[Records about charts and figures]

============================================================

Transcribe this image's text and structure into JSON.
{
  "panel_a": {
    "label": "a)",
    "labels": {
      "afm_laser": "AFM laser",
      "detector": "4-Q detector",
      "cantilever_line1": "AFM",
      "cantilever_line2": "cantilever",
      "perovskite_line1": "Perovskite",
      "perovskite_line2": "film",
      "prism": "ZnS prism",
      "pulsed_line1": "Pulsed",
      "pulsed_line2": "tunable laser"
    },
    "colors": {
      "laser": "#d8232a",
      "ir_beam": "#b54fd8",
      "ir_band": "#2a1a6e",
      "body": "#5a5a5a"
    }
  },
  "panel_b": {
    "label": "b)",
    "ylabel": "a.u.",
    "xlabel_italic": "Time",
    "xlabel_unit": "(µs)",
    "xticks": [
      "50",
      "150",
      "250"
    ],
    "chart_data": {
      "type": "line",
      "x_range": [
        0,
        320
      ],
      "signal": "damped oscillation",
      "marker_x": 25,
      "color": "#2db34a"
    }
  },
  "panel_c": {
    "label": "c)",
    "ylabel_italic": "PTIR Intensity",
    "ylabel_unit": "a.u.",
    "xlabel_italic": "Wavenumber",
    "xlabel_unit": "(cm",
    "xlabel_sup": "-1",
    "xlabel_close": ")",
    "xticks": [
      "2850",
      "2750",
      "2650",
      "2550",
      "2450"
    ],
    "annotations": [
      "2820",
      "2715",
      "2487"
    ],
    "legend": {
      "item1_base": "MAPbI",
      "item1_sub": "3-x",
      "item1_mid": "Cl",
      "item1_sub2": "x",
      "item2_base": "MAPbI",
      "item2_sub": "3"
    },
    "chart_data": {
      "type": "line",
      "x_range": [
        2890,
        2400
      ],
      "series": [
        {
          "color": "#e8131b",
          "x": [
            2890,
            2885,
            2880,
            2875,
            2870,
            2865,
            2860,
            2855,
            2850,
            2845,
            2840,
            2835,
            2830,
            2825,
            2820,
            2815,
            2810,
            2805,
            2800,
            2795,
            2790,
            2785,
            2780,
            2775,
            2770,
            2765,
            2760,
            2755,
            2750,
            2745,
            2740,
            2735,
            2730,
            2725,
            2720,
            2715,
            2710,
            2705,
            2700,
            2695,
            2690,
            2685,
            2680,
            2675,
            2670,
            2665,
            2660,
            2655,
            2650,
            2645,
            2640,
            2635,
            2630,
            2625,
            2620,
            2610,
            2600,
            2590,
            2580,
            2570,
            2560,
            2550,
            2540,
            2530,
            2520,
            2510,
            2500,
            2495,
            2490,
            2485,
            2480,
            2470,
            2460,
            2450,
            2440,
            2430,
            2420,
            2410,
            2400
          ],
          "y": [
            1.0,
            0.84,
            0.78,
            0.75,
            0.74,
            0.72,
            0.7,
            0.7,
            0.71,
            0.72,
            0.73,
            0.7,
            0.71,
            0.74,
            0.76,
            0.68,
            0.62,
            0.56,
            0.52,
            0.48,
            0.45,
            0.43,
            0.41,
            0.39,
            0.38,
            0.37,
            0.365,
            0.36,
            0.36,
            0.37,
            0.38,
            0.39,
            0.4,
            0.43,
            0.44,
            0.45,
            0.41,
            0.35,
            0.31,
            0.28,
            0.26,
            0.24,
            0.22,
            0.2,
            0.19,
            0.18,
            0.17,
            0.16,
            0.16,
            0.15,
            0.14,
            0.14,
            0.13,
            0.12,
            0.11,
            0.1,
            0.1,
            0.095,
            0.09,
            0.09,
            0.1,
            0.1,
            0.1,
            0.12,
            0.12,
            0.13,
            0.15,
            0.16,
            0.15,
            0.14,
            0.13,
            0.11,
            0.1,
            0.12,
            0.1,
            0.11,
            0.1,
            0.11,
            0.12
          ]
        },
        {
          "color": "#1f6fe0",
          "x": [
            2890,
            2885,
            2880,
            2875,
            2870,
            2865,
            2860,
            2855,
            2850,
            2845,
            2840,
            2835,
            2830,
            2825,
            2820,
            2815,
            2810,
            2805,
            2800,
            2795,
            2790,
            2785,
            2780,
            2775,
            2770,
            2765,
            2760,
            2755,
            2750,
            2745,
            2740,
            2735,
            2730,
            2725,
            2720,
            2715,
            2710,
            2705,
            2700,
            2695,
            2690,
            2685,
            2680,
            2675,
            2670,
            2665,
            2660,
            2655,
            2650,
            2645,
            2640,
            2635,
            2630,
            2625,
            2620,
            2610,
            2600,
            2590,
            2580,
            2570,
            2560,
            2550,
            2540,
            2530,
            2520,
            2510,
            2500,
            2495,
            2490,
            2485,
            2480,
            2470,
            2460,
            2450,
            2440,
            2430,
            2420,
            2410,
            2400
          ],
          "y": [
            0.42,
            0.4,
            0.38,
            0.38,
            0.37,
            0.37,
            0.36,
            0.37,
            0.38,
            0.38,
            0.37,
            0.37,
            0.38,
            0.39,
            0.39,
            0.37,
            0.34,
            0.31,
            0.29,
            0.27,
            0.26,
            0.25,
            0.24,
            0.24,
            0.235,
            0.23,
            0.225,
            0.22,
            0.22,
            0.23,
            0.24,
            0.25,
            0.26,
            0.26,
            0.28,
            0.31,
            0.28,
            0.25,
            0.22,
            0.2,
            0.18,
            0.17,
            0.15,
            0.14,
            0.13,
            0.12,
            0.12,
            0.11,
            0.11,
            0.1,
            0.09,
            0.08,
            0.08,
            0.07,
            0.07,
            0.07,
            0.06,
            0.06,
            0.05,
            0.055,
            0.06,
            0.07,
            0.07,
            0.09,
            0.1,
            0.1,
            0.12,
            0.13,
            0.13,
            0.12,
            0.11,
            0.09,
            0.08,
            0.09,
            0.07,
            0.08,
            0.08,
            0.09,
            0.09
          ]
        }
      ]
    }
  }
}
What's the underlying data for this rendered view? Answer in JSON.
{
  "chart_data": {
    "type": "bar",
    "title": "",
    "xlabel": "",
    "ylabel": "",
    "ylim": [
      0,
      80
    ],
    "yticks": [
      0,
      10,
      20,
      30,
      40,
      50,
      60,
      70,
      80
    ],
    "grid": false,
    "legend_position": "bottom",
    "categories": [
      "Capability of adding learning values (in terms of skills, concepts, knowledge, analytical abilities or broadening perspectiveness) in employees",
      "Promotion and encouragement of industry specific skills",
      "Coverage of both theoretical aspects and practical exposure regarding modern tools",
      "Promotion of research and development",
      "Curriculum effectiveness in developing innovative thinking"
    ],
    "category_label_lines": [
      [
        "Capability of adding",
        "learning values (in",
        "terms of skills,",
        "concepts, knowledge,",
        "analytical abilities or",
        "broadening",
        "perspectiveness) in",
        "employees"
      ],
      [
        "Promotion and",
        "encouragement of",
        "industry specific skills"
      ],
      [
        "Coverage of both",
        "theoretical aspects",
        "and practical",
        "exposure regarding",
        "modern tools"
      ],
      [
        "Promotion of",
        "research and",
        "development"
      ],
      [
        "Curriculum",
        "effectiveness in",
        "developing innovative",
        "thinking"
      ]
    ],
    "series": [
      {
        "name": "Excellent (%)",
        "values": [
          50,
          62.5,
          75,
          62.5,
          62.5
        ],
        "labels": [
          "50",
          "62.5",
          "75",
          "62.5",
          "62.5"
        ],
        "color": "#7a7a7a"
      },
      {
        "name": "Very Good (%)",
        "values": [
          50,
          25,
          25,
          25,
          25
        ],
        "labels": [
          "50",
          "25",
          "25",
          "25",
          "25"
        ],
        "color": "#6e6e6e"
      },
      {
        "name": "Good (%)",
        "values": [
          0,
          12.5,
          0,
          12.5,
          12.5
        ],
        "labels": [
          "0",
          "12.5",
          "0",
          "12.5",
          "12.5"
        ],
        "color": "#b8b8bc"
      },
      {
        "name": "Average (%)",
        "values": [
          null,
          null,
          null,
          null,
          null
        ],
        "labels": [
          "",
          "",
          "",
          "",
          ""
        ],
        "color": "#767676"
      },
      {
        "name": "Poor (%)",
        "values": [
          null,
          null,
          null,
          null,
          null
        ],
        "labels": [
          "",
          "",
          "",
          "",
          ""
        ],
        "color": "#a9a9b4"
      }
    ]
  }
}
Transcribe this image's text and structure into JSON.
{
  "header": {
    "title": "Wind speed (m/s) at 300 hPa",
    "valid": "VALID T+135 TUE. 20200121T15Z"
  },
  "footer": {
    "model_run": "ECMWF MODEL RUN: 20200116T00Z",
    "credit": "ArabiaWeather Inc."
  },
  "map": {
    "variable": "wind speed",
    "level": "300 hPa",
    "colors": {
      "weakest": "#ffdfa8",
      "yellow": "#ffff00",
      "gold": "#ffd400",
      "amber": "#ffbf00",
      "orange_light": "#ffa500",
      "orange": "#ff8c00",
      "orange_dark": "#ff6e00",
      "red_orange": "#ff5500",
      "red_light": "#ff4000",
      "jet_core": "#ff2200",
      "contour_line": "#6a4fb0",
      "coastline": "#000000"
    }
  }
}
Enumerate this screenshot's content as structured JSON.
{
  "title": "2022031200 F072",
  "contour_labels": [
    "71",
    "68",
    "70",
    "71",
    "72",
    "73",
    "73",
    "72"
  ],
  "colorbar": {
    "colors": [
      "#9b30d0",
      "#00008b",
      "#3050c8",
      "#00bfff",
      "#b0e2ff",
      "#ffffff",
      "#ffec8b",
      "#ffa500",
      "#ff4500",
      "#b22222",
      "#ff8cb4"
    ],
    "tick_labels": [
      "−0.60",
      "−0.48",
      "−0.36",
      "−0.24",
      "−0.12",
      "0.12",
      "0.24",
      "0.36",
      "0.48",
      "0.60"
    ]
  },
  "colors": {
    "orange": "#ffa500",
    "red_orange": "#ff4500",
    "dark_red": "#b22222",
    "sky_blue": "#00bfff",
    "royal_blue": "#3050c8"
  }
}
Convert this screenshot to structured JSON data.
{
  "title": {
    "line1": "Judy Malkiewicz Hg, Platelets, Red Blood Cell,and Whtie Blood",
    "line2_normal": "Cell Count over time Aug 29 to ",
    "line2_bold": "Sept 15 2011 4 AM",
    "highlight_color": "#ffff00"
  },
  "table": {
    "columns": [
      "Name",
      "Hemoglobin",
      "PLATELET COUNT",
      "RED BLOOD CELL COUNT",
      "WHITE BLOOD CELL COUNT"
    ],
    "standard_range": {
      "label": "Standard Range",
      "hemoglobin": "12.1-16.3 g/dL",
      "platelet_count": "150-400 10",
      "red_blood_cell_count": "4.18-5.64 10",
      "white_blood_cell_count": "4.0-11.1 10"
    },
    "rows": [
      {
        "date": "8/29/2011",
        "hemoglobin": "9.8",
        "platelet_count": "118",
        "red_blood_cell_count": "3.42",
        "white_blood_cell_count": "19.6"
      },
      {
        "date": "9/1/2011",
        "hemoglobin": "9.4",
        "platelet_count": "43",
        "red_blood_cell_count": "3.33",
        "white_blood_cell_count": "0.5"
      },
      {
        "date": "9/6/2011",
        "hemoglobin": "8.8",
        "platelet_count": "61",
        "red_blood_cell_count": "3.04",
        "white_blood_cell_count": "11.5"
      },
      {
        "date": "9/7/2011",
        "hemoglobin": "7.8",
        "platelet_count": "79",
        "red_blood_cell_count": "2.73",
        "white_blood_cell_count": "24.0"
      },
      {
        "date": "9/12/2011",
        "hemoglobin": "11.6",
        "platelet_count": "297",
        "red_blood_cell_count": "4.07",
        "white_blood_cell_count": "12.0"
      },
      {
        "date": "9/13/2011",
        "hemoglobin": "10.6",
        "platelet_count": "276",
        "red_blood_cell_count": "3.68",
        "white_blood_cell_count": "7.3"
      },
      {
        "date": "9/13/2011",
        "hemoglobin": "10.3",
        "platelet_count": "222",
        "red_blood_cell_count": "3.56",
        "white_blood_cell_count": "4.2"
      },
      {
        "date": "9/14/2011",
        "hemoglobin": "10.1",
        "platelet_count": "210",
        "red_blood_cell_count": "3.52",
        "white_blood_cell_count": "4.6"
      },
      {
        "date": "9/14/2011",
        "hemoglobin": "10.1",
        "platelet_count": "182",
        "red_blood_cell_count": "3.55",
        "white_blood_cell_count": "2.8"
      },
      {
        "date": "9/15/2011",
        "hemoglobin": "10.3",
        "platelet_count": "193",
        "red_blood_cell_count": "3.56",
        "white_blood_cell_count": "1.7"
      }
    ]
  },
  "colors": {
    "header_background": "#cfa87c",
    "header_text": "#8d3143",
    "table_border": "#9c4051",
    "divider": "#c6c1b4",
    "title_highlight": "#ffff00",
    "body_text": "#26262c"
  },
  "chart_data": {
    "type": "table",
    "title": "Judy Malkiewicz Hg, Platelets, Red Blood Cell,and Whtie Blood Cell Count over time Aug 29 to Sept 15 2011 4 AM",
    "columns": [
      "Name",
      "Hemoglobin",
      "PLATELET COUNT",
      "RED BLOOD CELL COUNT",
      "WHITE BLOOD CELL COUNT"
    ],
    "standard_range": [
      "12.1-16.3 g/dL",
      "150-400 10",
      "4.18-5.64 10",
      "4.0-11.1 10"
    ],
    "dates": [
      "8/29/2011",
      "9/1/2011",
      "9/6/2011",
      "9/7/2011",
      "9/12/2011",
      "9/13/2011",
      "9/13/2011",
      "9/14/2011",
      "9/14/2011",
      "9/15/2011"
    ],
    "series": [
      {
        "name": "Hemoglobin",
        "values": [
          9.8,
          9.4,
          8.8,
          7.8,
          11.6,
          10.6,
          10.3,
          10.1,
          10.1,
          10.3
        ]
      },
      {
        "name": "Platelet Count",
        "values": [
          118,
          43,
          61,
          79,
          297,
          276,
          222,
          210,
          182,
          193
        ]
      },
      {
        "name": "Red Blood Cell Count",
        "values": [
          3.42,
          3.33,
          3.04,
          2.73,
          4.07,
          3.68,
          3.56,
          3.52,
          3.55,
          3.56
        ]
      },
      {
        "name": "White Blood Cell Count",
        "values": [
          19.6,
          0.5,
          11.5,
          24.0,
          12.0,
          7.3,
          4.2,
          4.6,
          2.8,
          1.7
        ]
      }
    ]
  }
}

============================================================

Objective: From the material above, copy each line that includes the word "Whtie".

Result:
    "line1": "Judy Malkiewicz Hg, Platelets, Red Blood Cell,and Whtie Blood",
    "title": "Judy Malkiewicz Hg, Platelets, Red Blood Cell,and Whtie Blood Cell Count over time Aug 29 to Sept 15 2011 4 AM",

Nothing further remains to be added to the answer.